====== MATERIAL ======
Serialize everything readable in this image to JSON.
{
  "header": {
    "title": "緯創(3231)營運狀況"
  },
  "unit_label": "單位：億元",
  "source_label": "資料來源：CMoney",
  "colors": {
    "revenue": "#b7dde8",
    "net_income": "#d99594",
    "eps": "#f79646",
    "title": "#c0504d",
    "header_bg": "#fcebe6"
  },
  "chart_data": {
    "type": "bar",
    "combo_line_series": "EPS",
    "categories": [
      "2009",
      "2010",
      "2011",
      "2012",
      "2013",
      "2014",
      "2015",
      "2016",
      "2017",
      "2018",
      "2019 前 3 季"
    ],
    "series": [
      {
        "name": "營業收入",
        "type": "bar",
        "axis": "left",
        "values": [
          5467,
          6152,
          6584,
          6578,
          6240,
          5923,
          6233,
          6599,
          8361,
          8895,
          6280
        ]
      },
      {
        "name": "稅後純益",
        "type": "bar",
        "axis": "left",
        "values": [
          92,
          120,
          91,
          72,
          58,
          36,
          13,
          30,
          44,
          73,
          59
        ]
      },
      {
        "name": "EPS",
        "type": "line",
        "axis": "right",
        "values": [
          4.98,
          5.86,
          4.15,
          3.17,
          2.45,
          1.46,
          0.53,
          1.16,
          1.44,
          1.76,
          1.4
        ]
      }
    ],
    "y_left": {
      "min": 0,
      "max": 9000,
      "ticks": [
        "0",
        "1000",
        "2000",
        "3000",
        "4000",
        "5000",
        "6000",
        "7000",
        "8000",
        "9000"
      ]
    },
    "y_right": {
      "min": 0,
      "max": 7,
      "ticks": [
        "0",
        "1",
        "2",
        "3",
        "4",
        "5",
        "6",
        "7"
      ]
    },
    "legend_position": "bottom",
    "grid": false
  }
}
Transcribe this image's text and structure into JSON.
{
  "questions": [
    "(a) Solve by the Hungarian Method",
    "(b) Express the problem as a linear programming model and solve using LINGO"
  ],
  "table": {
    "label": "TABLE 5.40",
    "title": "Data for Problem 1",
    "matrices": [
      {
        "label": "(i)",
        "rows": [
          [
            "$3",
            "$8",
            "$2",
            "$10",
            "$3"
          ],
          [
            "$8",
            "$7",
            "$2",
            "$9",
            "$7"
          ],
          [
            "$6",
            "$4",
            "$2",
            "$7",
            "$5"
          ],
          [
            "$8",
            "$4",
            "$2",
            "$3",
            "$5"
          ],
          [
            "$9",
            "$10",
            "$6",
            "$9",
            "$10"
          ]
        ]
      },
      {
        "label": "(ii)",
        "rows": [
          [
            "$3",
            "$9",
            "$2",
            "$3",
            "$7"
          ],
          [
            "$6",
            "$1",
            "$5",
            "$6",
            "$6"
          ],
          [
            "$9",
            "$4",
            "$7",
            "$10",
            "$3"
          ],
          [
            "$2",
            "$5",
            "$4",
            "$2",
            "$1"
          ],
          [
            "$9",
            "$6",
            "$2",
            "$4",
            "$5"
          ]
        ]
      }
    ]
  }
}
======
WHAT THE TASK ASKS:
Output the records above in their entirety, exactly.

EXERCISE SOLUTION:
Serialize everything readable in this image to JSON.
{
  "header": {
    "title": "緯創(3231)營運狀況"
  },
  "unit_label": "單位：億元",
  "source_label": "資料來源：CMoney",
  "colors": {
    "revenue": "#b7dde8",
    "net_income": "#d99594",
    "eps": "#f79646",
    "title": "#c0504d",
    "header_bg": "#fcebe6"
  },
  "chart_data": {
    "type": "bar",
    "combo_line_series": "EPS",
    "categories": [
      "2009",
      "2010",
      "2011",
      "2012",
      "2013",
      "2014",
      "2015",
      "2016",
      "2017",
      "2018",
      "2019 前 3 季"
    ],
    "series": [
      {
        "name": "營業收入",
        "type": "bar",
        "axis": "left",
        "values": [
          5467,
          6152,
          6584,
          6578,
          6240,
          5923,
          6233,
          6599,
          8361,
          8895,
          6280
        ]
      },
      {
        "name": "稅後純益",
        "type": "bar",
        "axis": "left",
        "values": [
          92,
          120,
          91,
          72,
          58,
          36,
          13,
          30,
          44,
          73,
          59
        ]
      },
      {
        "name": "EPS",
        "type": "line",
        "axis": "right",
        "values": [
          4.98,
          5.86,
          4.15,
          3.17,
          2.45,
          1.46,
          0.53,
          1.16,
          1.44,
          1.76,
          1.4
        ]
      }
    ],
    "y_left": {
      "min": 0,
      "max": 9000,
      "ticks": [
        "0",
        "1000",
        "2000",
        "3000",
        "4000",
        "5000",
        "6000",
        "7000",
        "8000",
        "9000"
      ]
    },
    "y_right": {
      "min": 0,
      "max": 7,
      "ticks": [
        "0",
        "1",
        "2",
        "3",
        "4",
        "5",
        "6",
        "7"
      ]
    },
    "legend_position": "bottom",
    "grid": false
  }
}
Transcribe this image's text and structure into JSON.
{
  "questions": [
    "(a) Solve by the Hungarian Method",
    "(b) Express the problem as a linear programming model and solve using LINGO"
  ],
  "table": {
    "label": "TABLE 5.40",
    "title": "Data for Problem 1",
    "matrices": [
      {
        "label": "(i)",
        "rows": [
          [
            "$3",
            "$8",
            "$2",
            "$10",
            "$3"
          ],
          [
            "$8",
            "$7",
            "$2",
            "$9",
            "$7"
          ],
          [
            "$6",
            "$4",
            "$2",
            "$7",
            "$5"
          ],
          [
            "$8",
            "$4",
            "$2",
            "$3",
            "$5"
          ],
          [
            "$9",
            "$10",
            "$6",
            "$9",
            "$10"
          ]
        ]
      },
      {
        "label": "(ii)",
        "rows": [
          [
            "$3",
            "$9",
            "$2",
            "$3",
            "$7"
          ],
          [
            "$6",
            "$1",
            "$5",
            "$6",
            "$6"
          ],
          [
            "$9",
            "$4",
            "$7",
            "$10",
            "$3"
          ],
          [
            "$2",
            "$5",
            "$4",
            "$2",
            "$1"
          ],
          [
            "$9",
            "$6",
            "$2",
            "$4",
            "$5"
          ]
        ]
      }
    ]
  }
}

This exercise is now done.